──────── Supplied records
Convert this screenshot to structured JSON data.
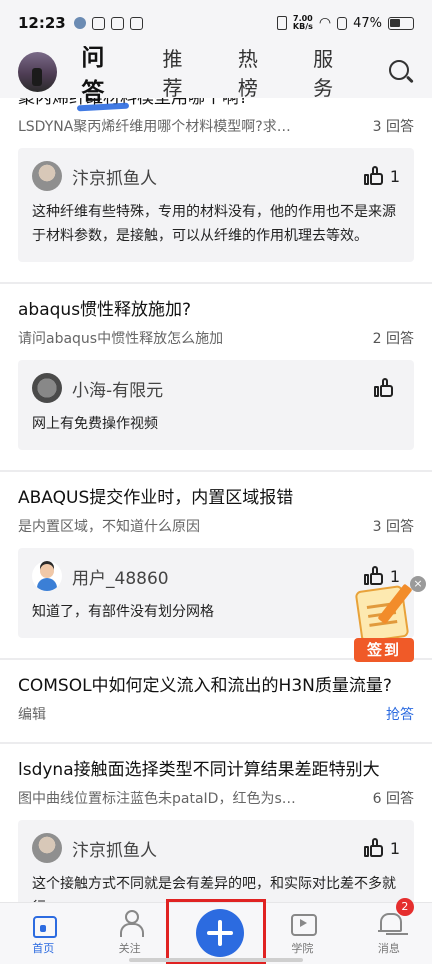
{
  "status_bar": {
    "time": "12:23",
    "net_speed_value": "7.00",
    "net_speed_unit": "KB/s",
    "battery": "47%"
  },
  "top_nav": {
    "tabs": [
      {
        "label": "问答",
        "active": true
      },
      {
        "label": "推荐",
        "active": false
      },
      {
        "label": "热榜",
        "active": false
      },
      {
        "label": "服务",
        "active": false
      }
    ]
  },
  "posts": [
    {
      "title": "聚丙烯纤维材料模型用哪个啊?",
      "excerpt": "LSDYNA聚丙烯纤维用哪个材料模型啊?求…",
      "count": "3 回答",
      "reply": {
        "user": "汴京抓鱼人",
        "likes": "1",
        "text": "这种纤维有些特殊，专用的材料没有，他的作用也不是来源于材料参数，是接触，可以从纤维的作用机理去等效。"
      }
    },
    {
      "title": "abaqus惯性释放施加?",
      "excerpt": "请问abaqus中惯性释放怎么施加",
      "count": "2 回答",
      "reply": {
        "user": "小海-有限元",
        "likes": "",
        "text": "网上有免费操作视频"
      }
    },
    {
      "title": "ABAQUS提交作业时，内置区域报错",
      "excerpt": "是内置区域，不知道什么原因",
      "count": "3 回答",
      "reply": {
        "user": "用户_48860",
        "likes": "1",
        "text": "知道了，有部件没有划分网格"
      }
    },
    {
      "title": "COMSOL中如何定义流入和流出的H3N质量流量?",
      "excerpt": "编辑",
      "count": "抢答"
    },
    {
      "title": "lsdyna接触面选择类型不同计算结果差距特别大",
      "excerpt": "图中曲线位置标注蓝色未pataID，红色为s…",
      "count": "6 回答",
      "reply": {
        "user": "汴京抓鱼人",
        "likes": "1",
        "text": "这个接触方式不同就是会有差异的吧，和实际对比差不多就行。"
      }
    }
  ],
  "sign_in": {
    "label": "签到",
    "close": "×"
  },
  "bottom_nav": {
    "items": [
      {
        "label": "首页",
        "icon": "home-icon"
      },
      {
        "label": "关注",
        "icon": "user-icon"
      },
      {
        "label": "",
        "icon": "add-icon"
      },
      {
        "label": "学院",
        "icon": "play-icon"
      },
      {
        "label": "消息",
        "icon": "bell-icon",
        "badge": "2"
      }
    ]
  },
  "colors": {
    "accent": "#2c6be0",
    "badge": "#e52e2e",
    "highlight": "#e02222"
  }
}
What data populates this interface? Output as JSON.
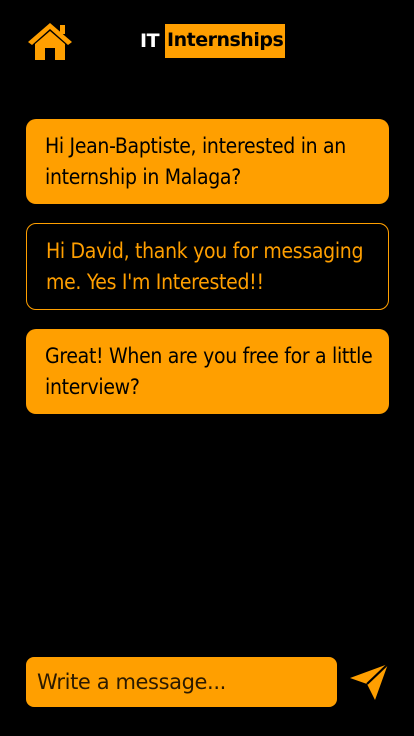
{
  "header": {
    "home_icon": "home-icon",
    "brand_prefix": "IT",
    "brand_word": "Internships"
  },
  "messages": [
    {
      "sender": "them",
      "text": "Hi Jean-Baptiste, interested in an internship in Malaga?"
    },
    {
      "sender": "me",
      "text": "Hi David, thank you for messaging me. Yes I'm Interested!!"
    },
    {
      "sender": "them",
      "text": "Great! When are you free for a little interview?"
    }
  ],
  "composer": {
    "placeholder": "Write a message...",
    "value": "",
    "send_icon": "send-icon"
  },
  "colors": {
    "accent": "#ff9f00",
    "background": "#000000",
    "text_on_accent": "#000000",
    "brand_prefix": "#ffffff"
  }
}
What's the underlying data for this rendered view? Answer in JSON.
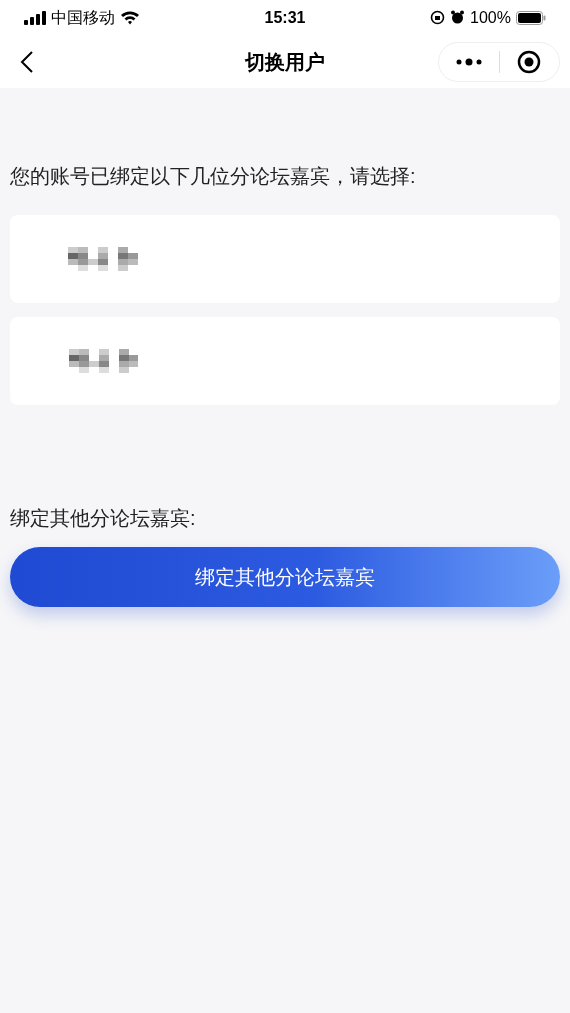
{
  "status_bar": {
    "carrier": "中国移动",
    "time": "15:31",
    "battery": "100%"
  },
  "nav": {
    "title": "切换用户"
  },
  "prompt": "您的账号已绑定以下几位分论坛嘉宾，请选择:",
  "users": [
    {
      "kind": "redacted"
    },
    {
      "kind": "redacted"
    }
  ],
  "other_label": "绑定其他分论坛嘉宾:",
  "bind_button": "绑定其他分论坛嘉宾"
}
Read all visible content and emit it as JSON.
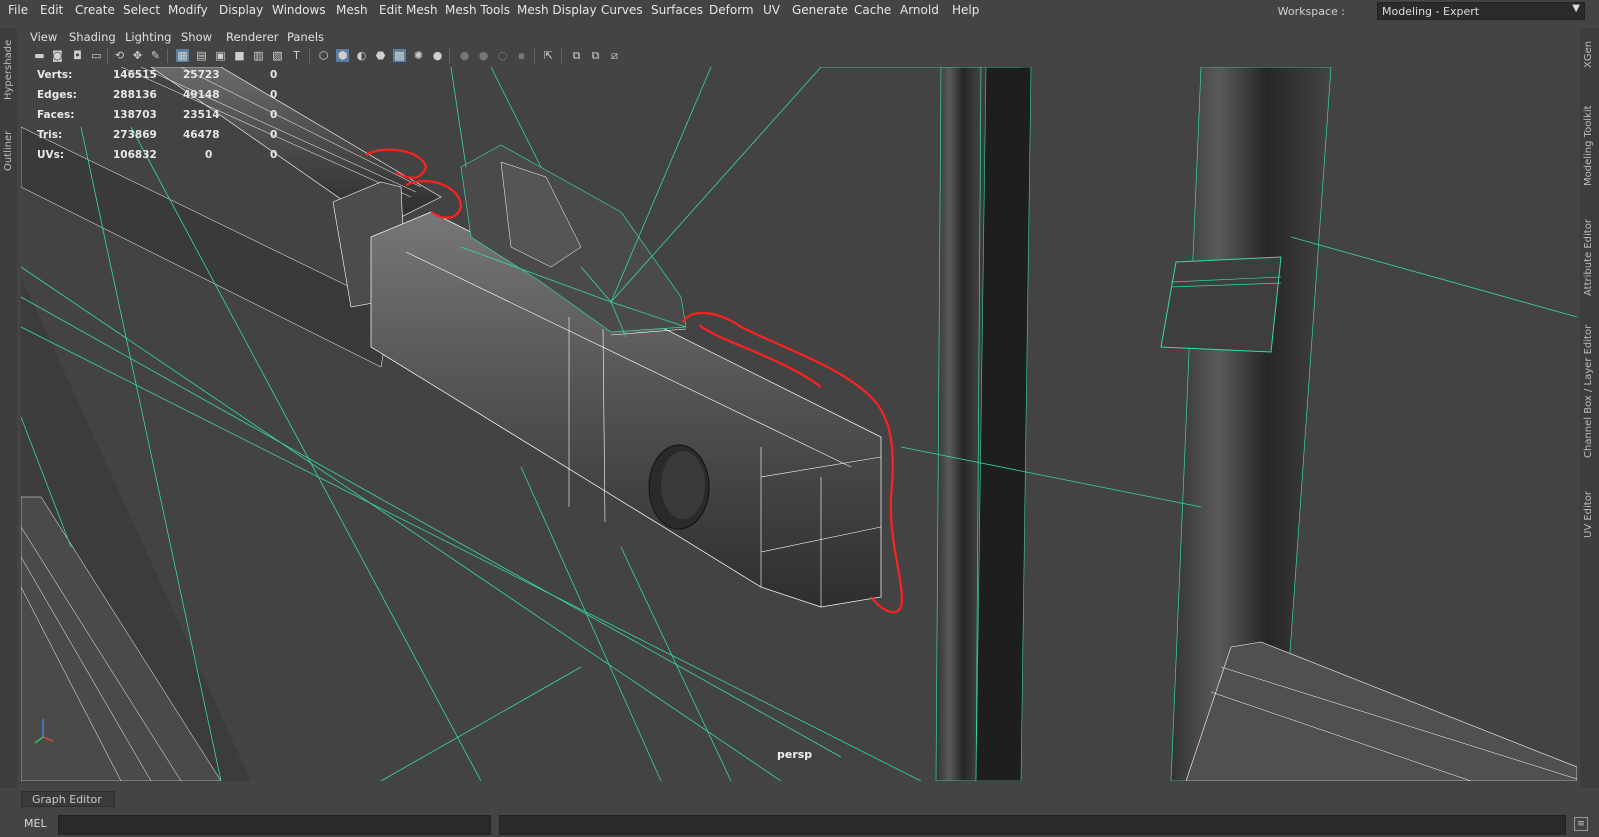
{
  "menubar": {
    "items": [
      "File",
      "Edit",
      "Create",
      "Select",
      "Modify",
      "Display",
      "Windows",
      "Mesh",
      "Edit Mesh",
      "Mesh Tools",
      "Mesh Display",
      "Curves",
      "Surfaces",
      "Deform",
      "UV",
      "Generate",
      "Cache",
      "Arnold",
      "Help"
    ],
    "workspace_label": "Workspace :",
    "workspace_value": "Modeling - Expert"
  },
  "left_tabs": [
    "Hypershade",
    "Outliner"
  ],
  "right_tabs": [
    "XGen",
    "Modeling Toolkit",
    "Attribute Editor",
    "Channel Box / Layer Editor",
    "UV Editor"
  ],
  "panel_menu": [
    "View",
    "Shading",
    "Lighting",
    "Show",
    "Renderer",
    "Panels"
  ],
  "toolbar_icons": [
    "camera-select-icon",
    "camera-attributes-icon",
    "bookmark-icon",
    "image-plane-icon",
    "grid-icon",
    "film-gate-icon",
    "resolution-gate-icon",
    "gate-mask-icon",
    "field-chart-icon",
    "safe-action-icon",
    "safe-title-icon",
    "wireframe-icon",
    "smooth-shade-icon",
    "default-material-icon",
    "wireframe-on-shaded-icon",
    "xray-icon",
    "lights-icon",
    "shadows-icon",
    "ambient-occlusion-icon",
    "motion-blur-icon",
    "anti-aliasing-icon",
    "depth-of-field-icon",
    "isolate-select-icon",
    "xray-joints-icon",
    "xray-active-icon",
    "texture-icon"
  ],
  "hud": {
    "rows": [
      {
        "label": "Verts:",
        "total": "146515",
        "selected": "25723",
        "extra": "0"
      },
      {
        "label": "Edges:",
        "total": "288136",
        "selected": "49148",
        "extra": "0"
      },
      {
        "label": "Faces:",
        "total": "138703",
        "selected": "23514",
        "extra": "0"
      },
      {
        "label": "Tris:",
        "total": "273869",
        "selected": "46478",
        "extra": "0"
      },
      {
        "label": "UVs:",
        "total": "106832",
        "selected": "0",
        "extra": "0"
      }
    ]
  },
  "viewport": {
    "camera_label": "persp",
    "wire_color": "#36d9a0",
    "annotation_color": "#ff2020"
  },
  "bottom_tab": "Graph Editor",
  "command_line": {
    "mode_label": "MEL"
  }
}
────────────────
* The request
Copy the material shown above in full and exactly. Skip the pictures.

* The solution
Convert this screenshot to structured JSON data.
{
  "status_bar": {
    "time": "12:23",
    "net_speed_value": "7.00",
    "net_speed_unit": "KB/s",
    "battery": "47%"
  },
  "top_nav": {
    "tabs": [
      {
        "label": "问答",
        "active": true
      },
      {
        "label": "推荐",
        "active": false
      },
      {
        "label": "热榜",
        "active": false
      },
      {
        "label": "服务",
        "active": false
      }
    ]
  },
  "posts": [
    {
      "title": "聚丙烯纤维材料模型用哪个啊?",
      "excerpt": "LSDYNA聚丙烯纤维用哪个材料模型啊?求…",
      "count": "3 回答",
      "reply": {
        "user": "汴京抓鱼人",
        "likes": "1",
        "text": "这种纤维有些特殊，专用的材料没有，他的作用也不是来源于材料参数，是接触，可以从纤维的作用机理去等效。"
      }
    },
    {
      "title": "abaqus惯性释放施加?",
      "excerpt": "请问abaqus中惯性释放怎么施加",
      "count": "2 回答",
      "reply": {
        "user": "小海-有限元",
        "likes": "",
        "text": "网上有免费操作视频"
      }
    },
    {
      "title": "ABAQUS提交作业时，内置区域报错",
      "excerpt": "是内置区域，不知道什么原因",
      "count": "3 回答",
      "reply": {
        "user": "用户_48860",
        "likes": "1",
        "text": "知道了，有部件没有划分网格"
      }
    },
    {
      "title": "COMSOL中如何定义流入和流出的H3N质量流量?",
      "excerpt": "编辑",
      "count": "抢答"
    },
    {
      "title": "lsdyna接触面选择类型不同计算结果差距特别大",
      "excerpt": "图中曲线位置标注蓝色未pataID，红色为s…",
      "count": "6 回答",
      "reply": {
        "user": "汴京抓鱼人",
        "likes": "1",
        "text": "这个接触方式不同就是会有差异的吧，和实际对比差不多就行。"
      }
    }
  ],
  "sign_in": {
    "label": "签到",
    "close": "×"
  },
  "bottom_nav": {
    "items": [
      {
        "label": "首页",
        "icon": "home-icon"
      },
      {
        "label": "关注",
        "icon": "user-icon"
      },
      {
        "label": "",
        "icon": "add-icon"
      },
      {
        "label": "学院",
        "icon": "play-icon"
      },
      {
        "label": "消息",
        "icon": "bell-icon",
        "badge": "2"
      }
    ]
  },
  "colors": {
    "accent": "#2c6be0",
    "badge": "#e52e2e",
    "highlight": "#e02222"
  }
}
What data populates this interface? Output as JSON.
{
  "header": {
    "home_icon": "home-icon",
    "brand_prefix": "IT",
    "brand_word": "Internships"
  },
  "messages": [
    {
      "sender": "them",
      "text": "Hi Jean-Baptiste, interested in an internship in Malaga?"
    },
    {
      "sender": "me",
      "text": "Hi David, thank you for messaging me. Yes I'm Interested!!"
    },
    {
      "sender": "them",
      "text": "Great! When are you free for a little interview?"
    }
  ],
  "composer": {
    "placeholder": "Write a message...",
    "value": "",
    "send_icon": "send-icon"
  },
  "colors": {
    "accent": "#ff9f00",
    "background": "#000000",
    "text_on_accent": "#000000",
    "brand_prefix": "#ffffff"
  }
}
What's the underlying data for this rendered view? Answer in JSON.
{
  "status_bar": {
    "carrier": "中国移动",
    "time": "15:31",
    "battery": "100%"
  },
  "nav": {
    "title": "切换用户"
  },
  "prompt": "您的账号已绑定以下几位分论坛嘉宾，请选择:",
  "users": [
    {
      "kind": "redacted"
    },
    {
      "kind": "redacted"
    }
  ],
  "other_label": "绑定其他分论坛嘉宾:",
  "bind_button": "绑定其他分论坛嘉宾"
}
Read all visible content and emit it as JSON.
{
  "menubar": {
    "items": [
      "File",
      "Edit",
      "Create",
      "Select",
      "Modify",
      "Display",
      "Windows",
      "Mesh",
      "Edit Mesh",
      "Mesh Tools",
      "Mesh Display",
      "Curves",
      "Surfaces",
      "Deform",
      "UV",
      "Generate",
      "Cache",
      "Arnold",
      "Help"
    ],
    "workspace_label": "Workspace :",
    "workspace_value": "Modeling - Expert"
  },
  "left_tabs": [
    "Hypershade",
    "Outliner"
  ],
  "right_tabs": [
    "XGen",
    "Modeling Toolkit",
    "Attribute Editor",
    "Channel Box / Layer Editor",
    "UV Editor"
  ],
  "panel_menu": [
    "View",
    "Shading",
    "Lighting",
    "Show",
    "Renderer",
    "Panels"
  ],
  "toolbar_icons": [
    "camera-select-icon",
    "camera-attributes-icon",
    "bookmark-icon",
    "image-plane-icon",
    "grid-icon",
    "film-gate-icon",
    "resolution-gate-icon",
    "gate-mask-icon",
    "field-chart-icon",
    "safe-action-icon",
    "safe-title-icon",
    "wireframe-icon",
    "smooth-shade-icon",
    "default-material-icon",
    "wireframe-on-shaded-icon",
    "xray-icon",
    "lights-icon",
    "shadows-icon",
    "ambient-occlusion-icon",
    "motion-blur-icon",
    "anti-aliasing-icon",
    "depth-of-field-icon",
    "isolate-select-icon",
    "xray-joints-icon",
    "xray-active-icon",
    "texture-icon"
  ],
  "hud": {
    "rows": [
      {
        "label": "Verts:",
        "total": "146515",
        "selected": "25723",
        "extra": "0"
      },
      {
        "label": "Edges:",
        "total": "288136",
        "selected": "49148",
        "extra": "0"
      },
      {
        "label": "Faces:",
        "total": "138703",
        "selected": "23514",
        "extra": "0"
      },
      {
        "label": "Tris:",
        "total": "273869",
        "selected": "46478",
        "extra": "0"
      },
      {
        "label": "UVs:",
        "total": "106832",
        "selected": "0",
        "extra": "0"
      }
    ]
  },
  "viewport": {
    "camera_label": "persp",
    "wire_color": "#36d9a0",
    "annotation_color": "#ff2020"
  },
  "bottom_tab": "Graph Editor",
  "command_line": {
    "mode_label": "MEL"
  }
}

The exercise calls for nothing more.